List the lines of this listing that hold the word "grid".

** Start **

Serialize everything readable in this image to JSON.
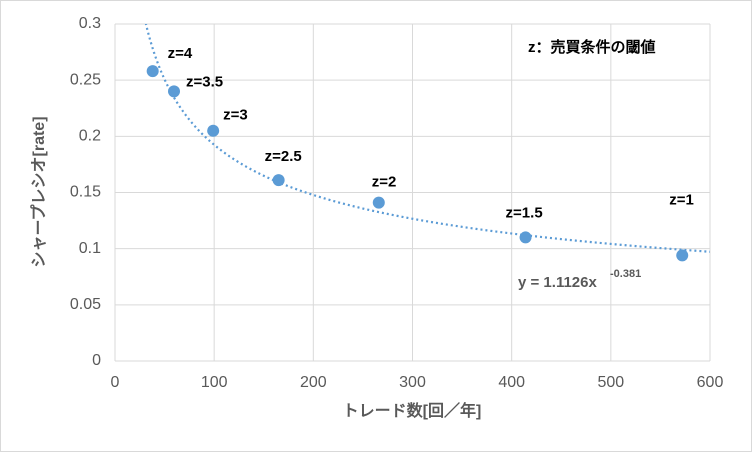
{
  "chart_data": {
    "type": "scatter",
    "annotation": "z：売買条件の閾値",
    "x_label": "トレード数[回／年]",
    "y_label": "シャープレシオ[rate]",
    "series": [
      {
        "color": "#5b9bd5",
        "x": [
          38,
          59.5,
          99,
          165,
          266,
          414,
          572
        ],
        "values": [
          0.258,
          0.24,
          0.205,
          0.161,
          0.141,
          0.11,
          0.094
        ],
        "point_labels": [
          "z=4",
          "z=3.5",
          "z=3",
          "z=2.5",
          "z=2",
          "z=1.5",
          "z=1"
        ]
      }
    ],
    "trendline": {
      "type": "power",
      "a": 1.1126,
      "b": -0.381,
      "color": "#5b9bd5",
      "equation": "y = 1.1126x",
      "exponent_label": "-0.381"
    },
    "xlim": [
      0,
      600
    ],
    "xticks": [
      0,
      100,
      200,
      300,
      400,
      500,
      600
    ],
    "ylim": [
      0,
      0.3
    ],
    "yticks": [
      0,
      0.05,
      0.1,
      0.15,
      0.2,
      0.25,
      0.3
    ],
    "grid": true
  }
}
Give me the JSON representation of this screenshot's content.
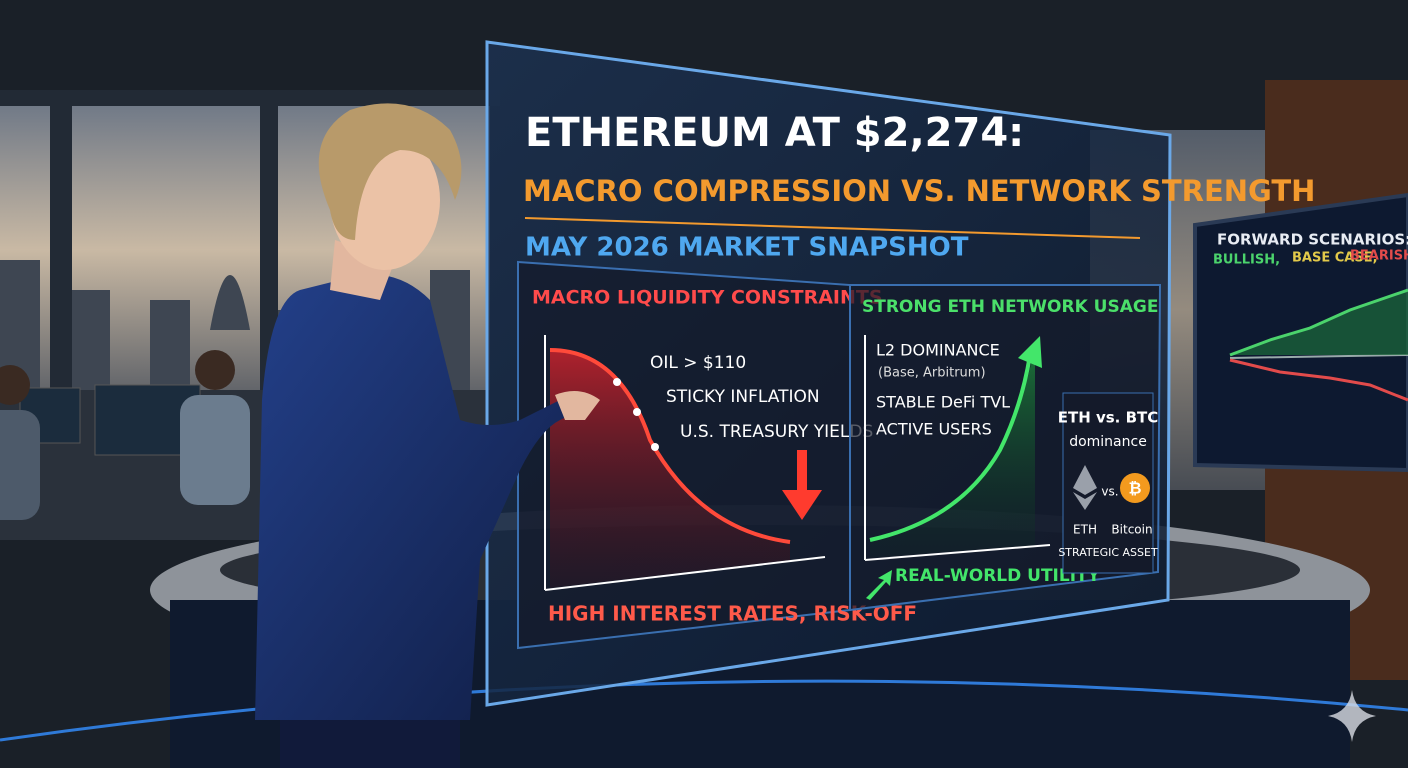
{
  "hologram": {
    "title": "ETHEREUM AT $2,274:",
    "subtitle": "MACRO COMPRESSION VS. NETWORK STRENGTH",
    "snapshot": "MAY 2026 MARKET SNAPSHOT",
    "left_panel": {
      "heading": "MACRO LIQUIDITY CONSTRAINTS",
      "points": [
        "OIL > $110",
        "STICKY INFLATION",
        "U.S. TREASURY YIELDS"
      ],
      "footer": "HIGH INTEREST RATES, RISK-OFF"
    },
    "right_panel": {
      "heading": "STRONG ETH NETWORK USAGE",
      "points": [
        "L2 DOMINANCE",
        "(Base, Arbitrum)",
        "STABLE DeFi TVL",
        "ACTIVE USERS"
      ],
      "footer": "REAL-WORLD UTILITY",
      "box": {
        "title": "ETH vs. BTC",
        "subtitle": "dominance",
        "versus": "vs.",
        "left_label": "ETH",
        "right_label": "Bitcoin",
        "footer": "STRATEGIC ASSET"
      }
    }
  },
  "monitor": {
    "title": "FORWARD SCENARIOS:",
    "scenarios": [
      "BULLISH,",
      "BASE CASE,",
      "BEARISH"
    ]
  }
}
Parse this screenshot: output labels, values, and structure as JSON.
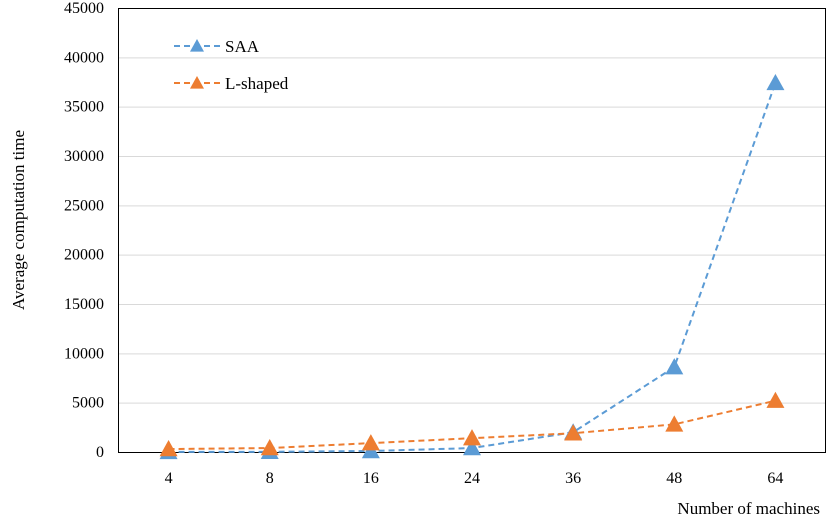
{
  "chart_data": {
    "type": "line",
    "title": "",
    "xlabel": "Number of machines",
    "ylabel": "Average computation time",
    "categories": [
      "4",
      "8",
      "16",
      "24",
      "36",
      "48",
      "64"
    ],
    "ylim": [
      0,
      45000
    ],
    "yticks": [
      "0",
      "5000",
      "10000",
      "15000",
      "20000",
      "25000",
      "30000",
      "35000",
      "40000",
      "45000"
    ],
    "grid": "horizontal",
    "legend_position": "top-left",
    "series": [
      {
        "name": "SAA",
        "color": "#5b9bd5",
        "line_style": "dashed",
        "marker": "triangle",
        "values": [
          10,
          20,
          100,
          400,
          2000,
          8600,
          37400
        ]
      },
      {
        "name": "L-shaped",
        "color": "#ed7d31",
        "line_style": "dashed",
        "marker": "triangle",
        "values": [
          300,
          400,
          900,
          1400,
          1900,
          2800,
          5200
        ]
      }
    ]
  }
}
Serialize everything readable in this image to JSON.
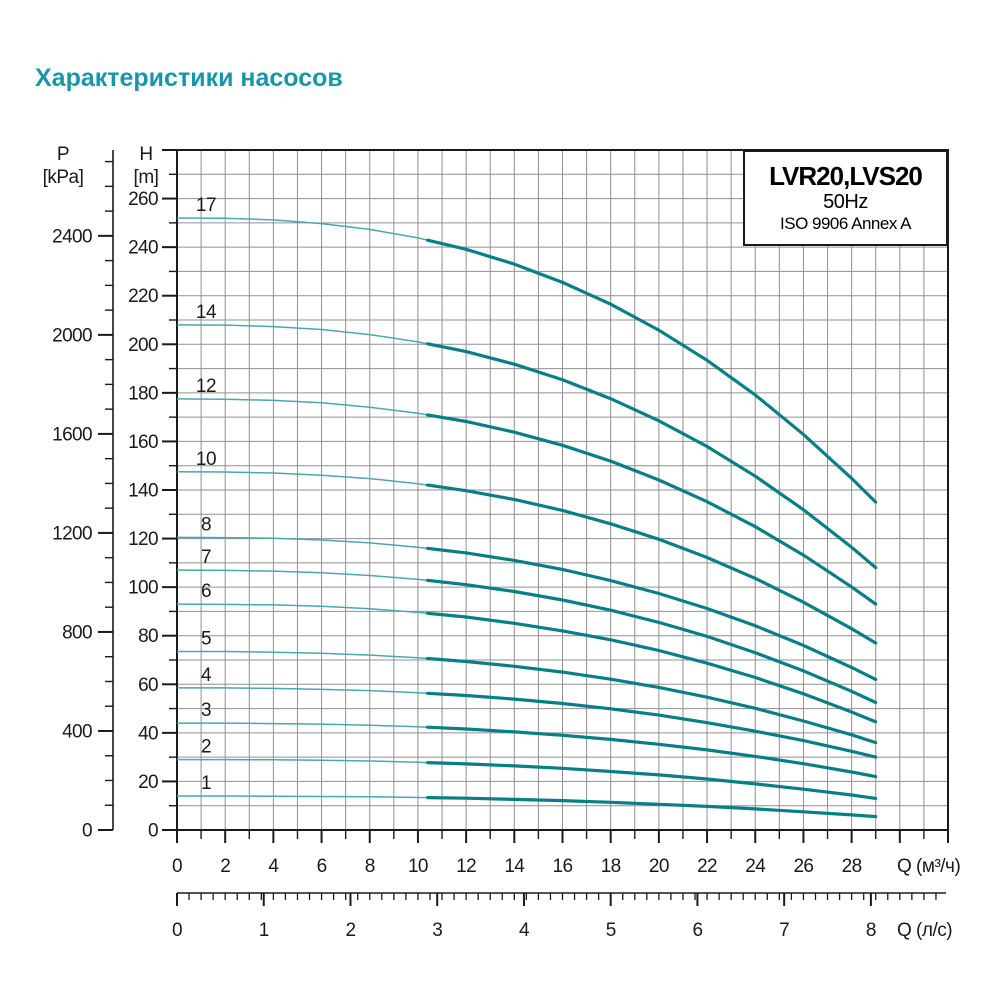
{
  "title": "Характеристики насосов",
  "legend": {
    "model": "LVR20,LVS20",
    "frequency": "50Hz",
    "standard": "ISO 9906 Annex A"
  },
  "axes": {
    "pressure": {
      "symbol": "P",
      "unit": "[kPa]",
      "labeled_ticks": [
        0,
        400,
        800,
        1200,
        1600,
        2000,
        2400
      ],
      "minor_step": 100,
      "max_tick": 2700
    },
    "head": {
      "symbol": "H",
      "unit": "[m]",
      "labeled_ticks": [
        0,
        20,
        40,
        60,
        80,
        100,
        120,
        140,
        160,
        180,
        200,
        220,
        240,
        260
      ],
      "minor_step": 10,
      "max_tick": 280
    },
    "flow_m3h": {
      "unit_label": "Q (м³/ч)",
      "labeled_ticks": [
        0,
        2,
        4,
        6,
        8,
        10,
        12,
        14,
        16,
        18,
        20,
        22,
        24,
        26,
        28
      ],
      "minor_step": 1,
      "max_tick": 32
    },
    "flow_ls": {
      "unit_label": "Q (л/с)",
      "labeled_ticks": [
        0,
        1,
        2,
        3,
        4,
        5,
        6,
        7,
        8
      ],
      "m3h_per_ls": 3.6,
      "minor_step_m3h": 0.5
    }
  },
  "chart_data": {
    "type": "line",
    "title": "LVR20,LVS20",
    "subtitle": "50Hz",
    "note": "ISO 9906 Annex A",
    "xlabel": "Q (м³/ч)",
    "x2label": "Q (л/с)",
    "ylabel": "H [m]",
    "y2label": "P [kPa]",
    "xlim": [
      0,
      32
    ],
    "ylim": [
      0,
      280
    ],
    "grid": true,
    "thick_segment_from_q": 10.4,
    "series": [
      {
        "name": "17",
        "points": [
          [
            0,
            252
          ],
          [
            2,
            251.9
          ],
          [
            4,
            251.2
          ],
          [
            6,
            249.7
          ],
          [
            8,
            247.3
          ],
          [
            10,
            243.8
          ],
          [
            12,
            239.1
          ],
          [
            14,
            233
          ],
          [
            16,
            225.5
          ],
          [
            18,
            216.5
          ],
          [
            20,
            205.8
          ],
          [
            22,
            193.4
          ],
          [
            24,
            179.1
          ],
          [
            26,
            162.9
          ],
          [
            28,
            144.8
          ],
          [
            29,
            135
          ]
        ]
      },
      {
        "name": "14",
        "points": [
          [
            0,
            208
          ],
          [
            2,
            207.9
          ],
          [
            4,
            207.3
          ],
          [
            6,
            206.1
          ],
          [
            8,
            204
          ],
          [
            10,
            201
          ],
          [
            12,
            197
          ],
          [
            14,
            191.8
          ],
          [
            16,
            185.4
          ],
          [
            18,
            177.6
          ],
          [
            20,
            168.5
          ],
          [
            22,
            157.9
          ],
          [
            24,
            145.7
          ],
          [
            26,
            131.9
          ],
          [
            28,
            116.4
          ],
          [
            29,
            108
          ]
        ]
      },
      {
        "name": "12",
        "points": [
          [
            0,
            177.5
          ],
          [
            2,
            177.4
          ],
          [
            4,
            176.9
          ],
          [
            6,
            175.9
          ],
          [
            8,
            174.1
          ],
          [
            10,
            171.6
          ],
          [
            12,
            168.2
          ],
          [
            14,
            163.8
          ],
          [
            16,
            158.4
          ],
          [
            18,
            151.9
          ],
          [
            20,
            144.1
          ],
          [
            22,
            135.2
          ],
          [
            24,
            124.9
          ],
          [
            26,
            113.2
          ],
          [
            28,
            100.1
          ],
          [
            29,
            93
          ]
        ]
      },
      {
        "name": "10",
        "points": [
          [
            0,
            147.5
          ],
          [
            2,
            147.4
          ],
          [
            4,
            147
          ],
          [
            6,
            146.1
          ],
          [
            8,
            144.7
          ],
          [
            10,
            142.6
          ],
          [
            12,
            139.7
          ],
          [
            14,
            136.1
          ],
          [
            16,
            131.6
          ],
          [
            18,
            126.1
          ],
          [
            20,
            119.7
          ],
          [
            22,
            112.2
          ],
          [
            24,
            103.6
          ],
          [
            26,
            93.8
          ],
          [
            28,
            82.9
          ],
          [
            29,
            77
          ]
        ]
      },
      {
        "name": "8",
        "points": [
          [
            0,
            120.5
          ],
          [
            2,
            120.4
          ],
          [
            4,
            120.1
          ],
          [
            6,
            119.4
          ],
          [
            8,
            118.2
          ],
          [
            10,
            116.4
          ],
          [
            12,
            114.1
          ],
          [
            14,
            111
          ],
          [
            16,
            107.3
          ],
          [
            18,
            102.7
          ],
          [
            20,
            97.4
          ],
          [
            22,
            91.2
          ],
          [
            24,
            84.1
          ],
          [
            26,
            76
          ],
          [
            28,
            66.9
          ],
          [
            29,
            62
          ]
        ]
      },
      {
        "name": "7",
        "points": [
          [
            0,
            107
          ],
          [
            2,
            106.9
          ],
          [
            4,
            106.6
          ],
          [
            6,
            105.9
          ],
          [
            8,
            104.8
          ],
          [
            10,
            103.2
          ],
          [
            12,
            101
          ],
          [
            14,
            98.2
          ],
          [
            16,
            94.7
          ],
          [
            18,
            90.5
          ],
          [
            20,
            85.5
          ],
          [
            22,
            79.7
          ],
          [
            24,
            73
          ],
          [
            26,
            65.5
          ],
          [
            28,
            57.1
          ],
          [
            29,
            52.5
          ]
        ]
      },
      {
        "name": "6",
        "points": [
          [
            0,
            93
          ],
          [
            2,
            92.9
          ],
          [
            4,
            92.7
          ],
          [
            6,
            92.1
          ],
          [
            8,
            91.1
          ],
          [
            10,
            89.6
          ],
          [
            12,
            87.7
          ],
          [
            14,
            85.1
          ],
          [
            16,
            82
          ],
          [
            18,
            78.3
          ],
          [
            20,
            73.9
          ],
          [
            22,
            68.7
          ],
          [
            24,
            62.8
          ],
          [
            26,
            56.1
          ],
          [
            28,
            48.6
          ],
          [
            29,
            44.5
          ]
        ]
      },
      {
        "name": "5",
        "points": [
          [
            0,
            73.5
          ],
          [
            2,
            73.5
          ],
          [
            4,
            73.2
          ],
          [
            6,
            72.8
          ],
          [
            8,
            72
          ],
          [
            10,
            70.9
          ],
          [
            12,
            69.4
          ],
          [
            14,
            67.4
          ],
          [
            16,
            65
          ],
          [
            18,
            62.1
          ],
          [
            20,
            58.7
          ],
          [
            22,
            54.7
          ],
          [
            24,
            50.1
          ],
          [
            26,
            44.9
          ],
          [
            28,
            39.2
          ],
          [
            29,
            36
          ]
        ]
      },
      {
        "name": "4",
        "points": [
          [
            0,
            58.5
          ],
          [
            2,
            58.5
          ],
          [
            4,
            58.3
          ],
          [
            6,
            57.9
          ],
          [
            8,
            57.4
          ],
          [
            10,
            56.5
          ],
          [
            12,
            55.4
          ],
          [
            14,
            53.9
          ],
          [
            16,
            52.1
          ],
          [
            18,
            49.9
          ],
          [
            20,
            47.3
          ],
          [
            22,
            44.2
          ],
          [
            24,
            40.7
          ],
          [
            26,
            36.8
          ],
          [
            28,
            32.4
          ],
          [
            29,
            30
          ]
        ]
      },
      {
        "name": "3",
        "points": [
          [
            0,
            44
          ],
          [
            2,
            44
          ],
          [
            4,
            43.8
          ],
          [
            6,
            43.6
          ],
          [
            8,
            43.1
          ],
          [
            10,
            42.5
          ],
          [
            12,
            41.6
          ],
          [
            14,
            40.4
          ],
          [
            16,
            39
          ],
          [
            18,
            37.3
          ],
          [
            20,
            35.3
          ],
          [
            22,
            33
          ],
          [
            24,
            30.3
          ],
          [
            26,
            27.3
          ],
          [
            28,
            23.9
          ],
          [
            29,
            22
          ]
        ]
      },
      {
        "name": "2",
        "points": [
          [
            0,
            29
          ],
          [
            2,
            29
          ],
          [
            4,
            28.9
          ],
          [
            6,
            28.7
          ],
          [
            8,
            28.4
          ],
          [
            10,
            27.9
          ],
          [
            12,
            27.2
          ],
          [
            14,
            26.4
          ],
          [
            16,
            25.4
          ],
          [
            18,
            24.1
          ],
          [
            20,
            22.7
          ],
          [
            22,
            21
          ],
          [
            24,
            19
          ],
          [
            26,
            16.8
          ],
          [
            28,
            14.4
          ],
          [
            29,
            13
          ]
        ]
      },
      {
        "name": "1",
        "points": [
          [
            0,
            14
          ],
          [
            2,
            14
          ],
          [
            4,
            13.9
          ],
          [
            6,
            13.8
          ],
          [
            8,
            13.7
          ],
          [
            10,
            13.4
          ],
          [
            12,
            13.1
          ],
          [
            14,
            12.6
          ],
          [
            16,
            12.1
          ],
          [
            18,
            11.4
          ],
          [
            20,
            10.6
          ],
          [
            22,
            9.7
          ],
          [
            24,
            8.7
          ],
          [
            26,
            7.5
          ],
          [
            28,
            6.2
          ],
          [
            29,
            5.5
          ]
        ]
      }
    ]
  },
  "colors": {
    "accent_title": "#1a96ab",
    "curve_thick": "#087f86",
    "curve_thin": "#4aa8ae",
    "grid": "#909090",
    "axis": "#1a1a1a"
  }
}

** End **

FINISHED EXERCISE:
    "grid": true
    "grid": "horizontal",
    "grid": true,
    "grid": "#909090",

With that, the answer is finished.